◆ **Exercise description**:
Locate the word "title" in the data below, then copy every line that holds it.

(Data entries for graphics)

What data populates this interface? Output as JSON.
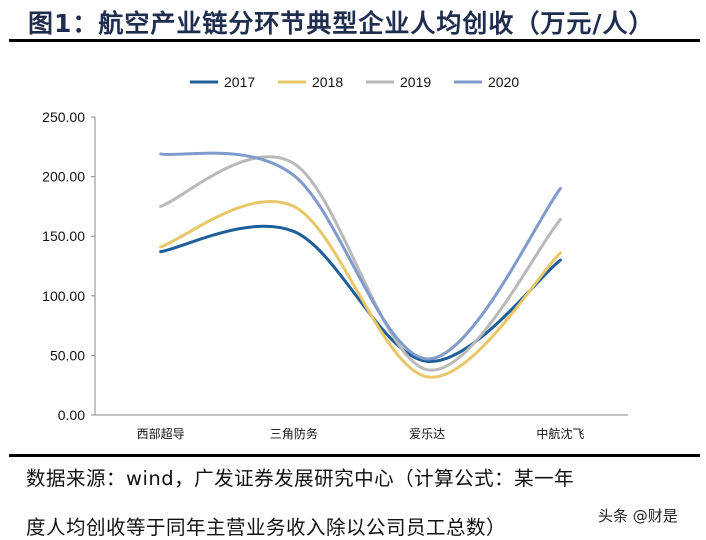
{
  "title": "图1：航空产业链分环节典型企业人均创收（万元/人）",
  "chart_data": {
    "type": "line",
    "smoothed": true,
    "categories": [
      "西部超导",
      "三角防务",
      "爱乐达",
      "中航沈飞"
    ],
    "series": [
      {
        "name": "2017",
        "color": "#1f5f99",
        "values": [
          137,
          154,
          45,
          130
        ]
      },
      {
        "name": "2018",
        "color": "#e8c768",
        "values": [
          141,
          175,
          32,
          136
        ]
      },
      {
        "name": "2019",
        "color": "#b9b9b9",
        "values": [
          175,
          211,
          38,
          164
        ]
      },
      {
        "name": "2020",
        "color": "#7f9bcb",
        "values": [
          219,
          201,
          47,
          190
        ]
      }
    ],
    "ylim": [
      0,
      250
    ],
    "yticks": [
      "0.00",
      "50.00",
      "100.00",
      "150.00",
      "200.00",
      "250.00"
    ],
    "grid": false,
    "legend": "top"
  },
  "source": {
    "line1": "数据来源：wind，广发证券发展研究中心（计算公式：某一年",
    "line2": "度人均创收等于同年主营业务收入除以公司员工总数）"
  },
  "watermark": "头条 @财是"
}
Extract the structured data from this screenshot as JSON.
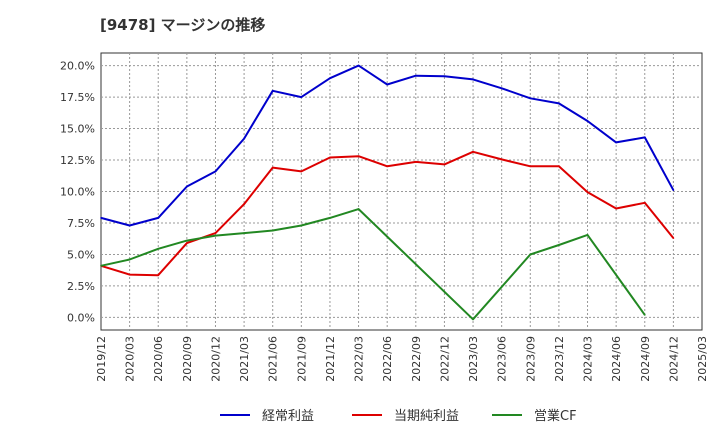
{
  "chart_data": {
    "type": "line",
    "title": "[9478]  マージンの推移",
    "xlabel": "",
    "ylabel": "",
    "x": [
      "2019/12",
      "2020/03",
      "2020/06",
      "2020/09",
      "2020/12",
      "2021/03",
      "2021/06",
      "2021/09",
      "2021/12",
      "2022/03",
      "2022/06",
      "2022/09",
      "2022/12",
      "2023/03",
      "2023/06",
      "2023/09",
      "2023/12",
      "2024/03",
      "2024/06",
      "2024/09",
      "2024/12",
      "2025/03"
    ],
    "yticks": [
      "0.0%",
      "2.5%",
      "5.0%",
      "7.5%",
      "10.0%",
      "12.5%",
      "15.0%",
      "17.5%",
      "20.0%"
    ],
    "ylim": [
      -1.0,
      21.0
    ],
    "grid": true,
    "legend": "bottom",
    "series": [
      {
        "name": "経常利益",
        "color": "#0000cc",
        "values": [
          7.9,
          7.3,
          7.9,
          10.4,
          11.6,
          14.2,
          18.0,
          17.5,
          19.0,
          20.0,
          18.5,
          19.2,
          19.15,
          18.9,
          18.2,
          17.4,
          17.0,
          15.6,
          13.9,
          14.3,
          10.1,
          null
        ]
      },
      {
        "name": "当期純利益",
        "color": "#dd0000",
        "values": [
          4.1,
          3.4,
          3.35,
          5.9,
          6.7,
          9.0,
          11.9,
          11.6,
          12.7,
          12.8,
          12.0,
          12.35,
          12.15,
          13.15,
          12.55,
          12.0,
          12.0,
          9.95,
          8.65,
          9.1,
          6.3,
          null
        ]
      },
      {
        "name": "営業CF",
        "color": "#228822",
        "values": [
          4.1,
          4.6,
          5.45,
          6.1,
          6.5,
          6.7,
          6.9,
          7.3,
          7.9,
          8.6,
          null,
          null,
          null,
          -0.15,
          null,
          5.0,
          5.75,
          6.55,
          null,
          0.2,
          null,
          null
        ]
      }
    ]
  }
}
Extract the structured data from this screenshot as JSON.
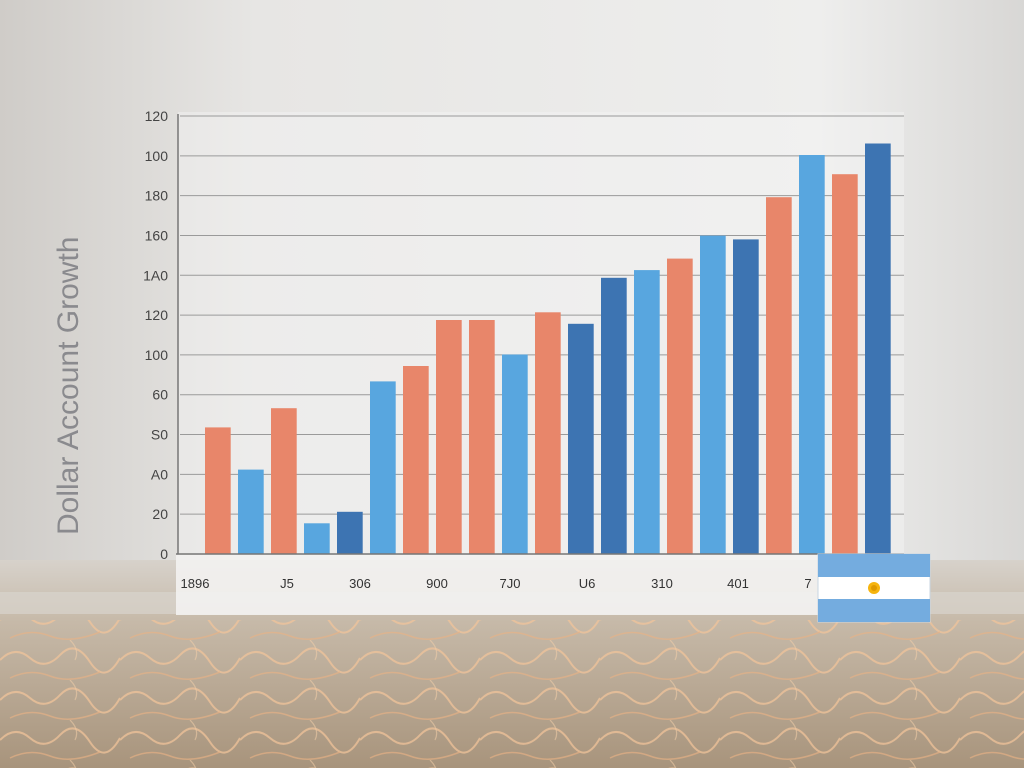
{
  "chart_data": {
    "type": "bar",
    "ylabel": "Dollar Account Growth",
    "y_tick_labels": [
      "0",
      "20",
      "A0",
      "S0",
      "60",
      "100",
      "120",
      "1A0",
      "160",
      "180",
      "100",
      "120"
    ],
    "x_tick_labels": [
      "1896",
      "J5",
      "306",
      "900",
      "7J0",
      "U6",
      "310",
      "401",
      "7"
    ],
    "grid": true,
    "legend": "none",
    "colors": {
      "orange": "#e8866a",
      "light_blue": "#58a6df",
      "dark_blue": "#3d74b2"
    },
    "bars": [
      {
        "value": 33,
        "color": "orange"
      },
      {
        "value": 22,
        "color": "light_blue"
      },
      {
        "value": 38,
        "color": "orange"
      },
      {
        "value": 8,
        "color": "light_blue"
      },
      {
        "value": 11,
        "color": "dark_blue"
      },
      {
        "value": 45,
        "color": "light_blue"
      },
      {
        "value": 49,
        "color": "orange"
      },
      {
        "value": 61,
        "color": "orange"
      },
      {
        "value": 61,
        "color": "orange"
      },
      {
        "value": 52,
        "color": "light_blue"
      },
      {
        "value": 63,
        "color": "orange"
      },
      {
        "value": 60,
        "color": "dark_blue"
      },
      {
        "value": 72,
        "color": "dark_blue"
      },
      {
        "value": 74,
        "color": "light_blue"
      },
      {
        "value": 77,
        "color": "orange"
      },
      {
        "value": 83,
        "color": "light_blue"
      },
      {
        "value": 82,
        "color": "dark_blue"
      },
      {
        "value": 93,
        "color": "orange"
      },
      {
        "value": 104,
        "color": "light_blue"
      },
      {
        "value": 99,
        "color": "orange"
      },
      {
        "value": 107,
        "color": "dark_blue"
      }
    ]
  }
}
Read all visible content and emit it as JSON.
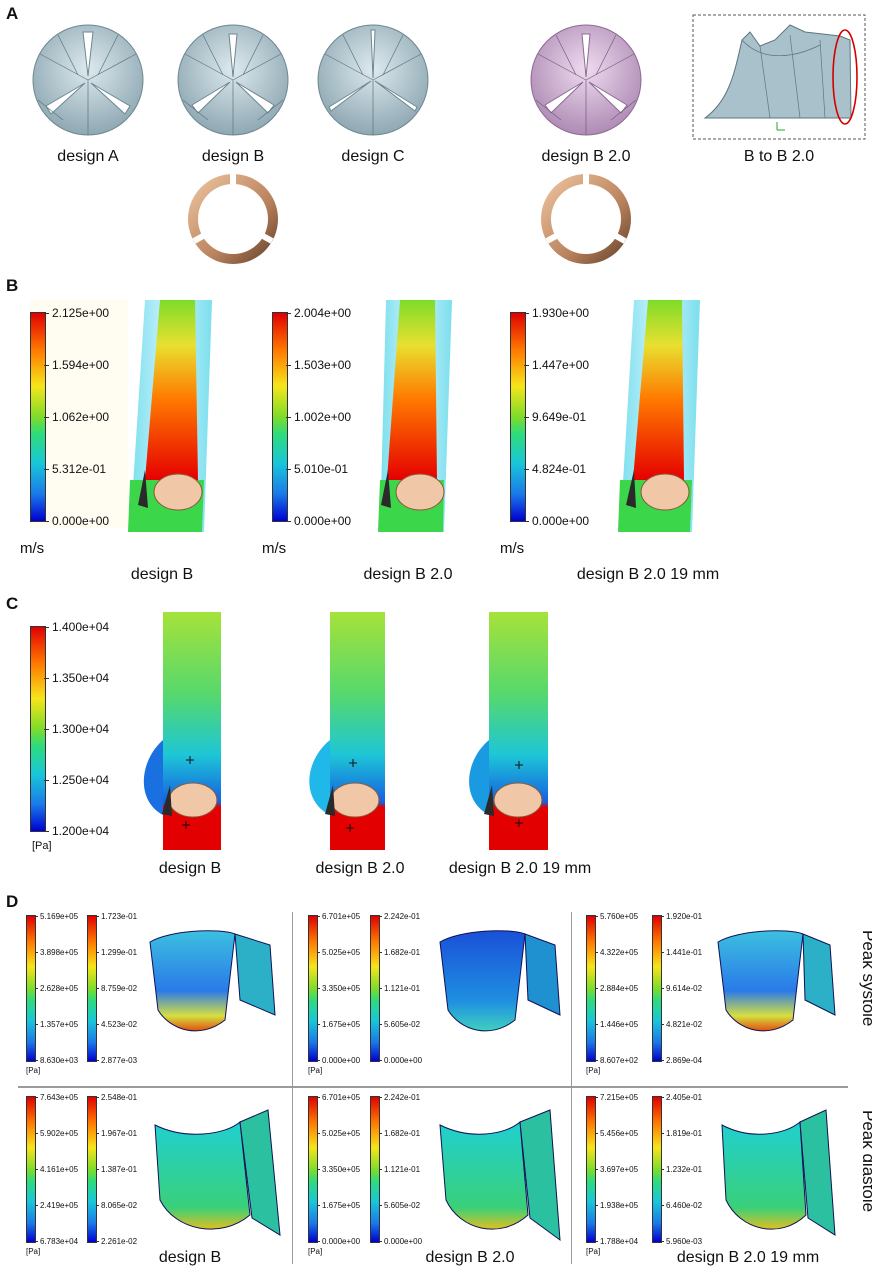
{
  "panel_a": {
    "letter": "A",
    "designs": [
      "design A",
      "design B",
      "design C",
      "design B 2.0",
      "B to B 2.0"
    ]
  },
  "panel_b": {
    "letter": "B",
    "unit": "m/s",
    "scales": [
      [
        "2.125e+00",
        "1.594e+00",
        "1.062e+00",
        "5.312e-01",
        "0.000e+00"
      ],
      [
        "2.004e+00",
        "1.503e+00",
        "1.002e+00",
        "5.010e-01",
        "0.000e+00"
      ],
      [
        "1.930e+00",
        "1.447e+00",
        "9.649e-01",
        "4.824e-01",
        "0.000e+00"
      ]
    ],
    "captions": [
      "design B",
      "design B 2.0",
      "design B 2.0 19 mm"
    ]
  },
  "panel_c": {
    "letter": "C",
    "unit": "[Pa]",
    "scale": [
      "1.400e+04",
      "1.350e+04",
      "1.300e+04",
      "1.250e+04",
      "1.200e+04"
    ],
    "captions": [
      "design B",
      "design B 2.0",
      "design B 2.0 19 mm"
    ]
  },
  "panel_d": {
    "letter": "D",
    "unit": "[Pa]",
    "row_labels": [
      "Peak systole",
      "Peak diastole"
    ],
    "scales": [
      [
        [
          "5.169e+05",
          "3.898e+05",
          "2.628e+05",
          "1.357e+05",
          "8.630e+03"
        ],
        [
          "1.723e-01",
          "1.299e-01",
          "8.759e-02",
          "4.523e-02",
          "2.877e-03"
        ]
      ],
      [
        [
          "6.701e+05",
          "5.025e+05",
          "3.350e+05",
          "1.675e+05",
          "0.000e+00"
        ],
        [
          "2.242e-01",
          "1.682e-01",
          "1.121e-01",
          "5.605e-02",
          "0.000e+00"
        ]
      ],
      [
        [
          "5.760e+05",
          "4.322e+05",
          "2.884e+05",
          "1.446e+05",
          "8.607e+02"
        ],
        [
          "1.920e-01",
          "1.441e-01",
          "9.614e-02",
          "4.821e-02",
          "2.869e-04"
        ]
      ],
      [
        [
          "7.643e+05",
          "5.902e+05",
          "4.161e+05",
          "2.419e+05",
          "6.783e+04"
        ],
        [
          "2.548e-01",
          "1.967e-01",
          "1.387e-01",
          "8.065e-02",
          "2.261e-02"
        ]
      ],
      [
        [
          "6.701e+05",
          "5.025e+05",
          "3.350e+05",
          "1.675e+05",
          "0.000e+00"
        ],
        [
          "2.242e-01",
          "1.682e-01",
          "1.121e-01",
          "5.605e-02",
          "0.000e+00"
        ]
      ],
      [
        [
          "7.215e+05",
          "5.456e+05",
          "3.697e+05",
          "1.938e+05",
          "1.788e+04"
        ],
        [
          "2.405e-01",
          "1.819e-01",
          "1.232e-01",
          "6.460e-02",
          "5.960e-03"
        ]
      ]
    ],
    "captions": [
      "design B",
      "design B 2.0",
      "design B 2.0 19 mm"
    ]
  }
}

◆ **The response**:
  "title": "图1：航空产业链分环节典型企业人均创收（万元/人）",
    "title": "[9478]  マージンの推移",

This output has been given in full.